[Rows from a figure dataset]
..........
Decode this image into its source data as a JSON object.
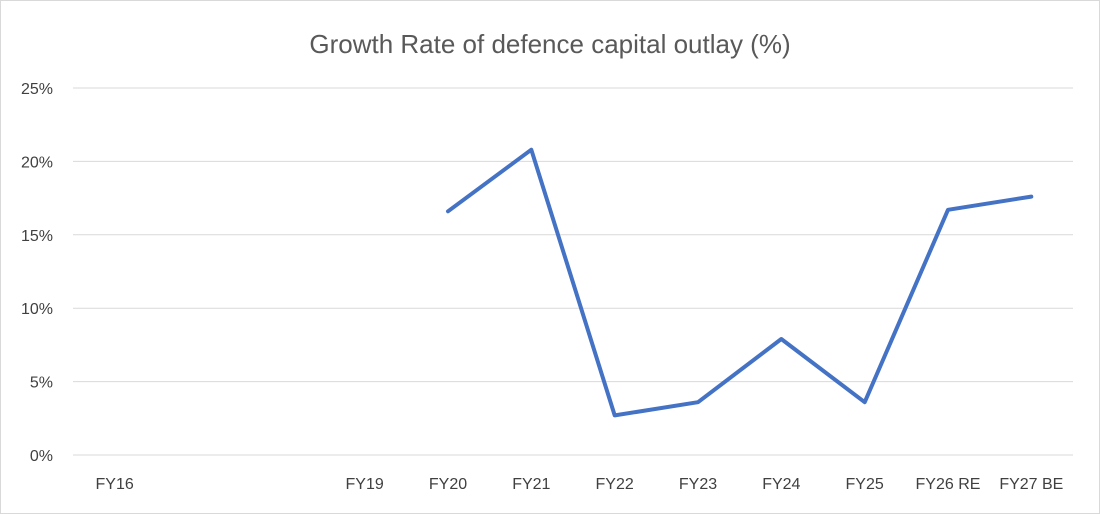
{
  "chart_data": {
    "type": "line",
    "title": "Growth Rate of defence capital outlay (%)",
    "xlabel": "",
    "ylabel": "",
    "categories": [
      "FY16",
      "",
      "",
      "FY19",
      "FY20",
      "FY21",
      "FY22",
      "FY23",
      "FY24",
      "FY25",
      "FY26 RE",
      "FY27 BE"
    ],
    "series": [
      {
        "values": [
          null,
          null,
          null,
          null,
          16.6,
          20.8,
          2.7,
          3.6,
          7.9,
          3.6,
          16.7,
          17.6
        ]
      }
    ],
    "yticks": [
      "0%",
      "5%",
      "10%",
      "15%",
      "20%",
      "25%"
    ],
    "ylim": [
      0,
      25
    ],
    "grid": true,
    "legend": "none",
    "colors": {
      "series": "#4472C4"
    }
  }
}
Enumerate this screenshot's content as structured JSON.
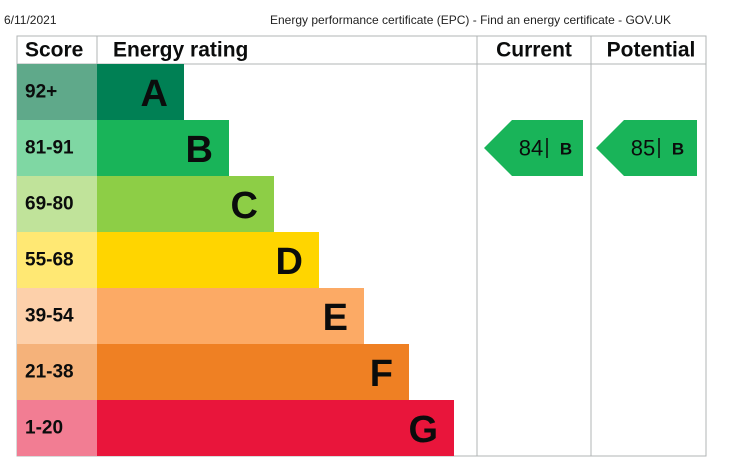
..........
THE REQUEST —
Give the number of lines above in which the word "JSON" occurs, with nothing else.

SOLVED EXERCISE —
2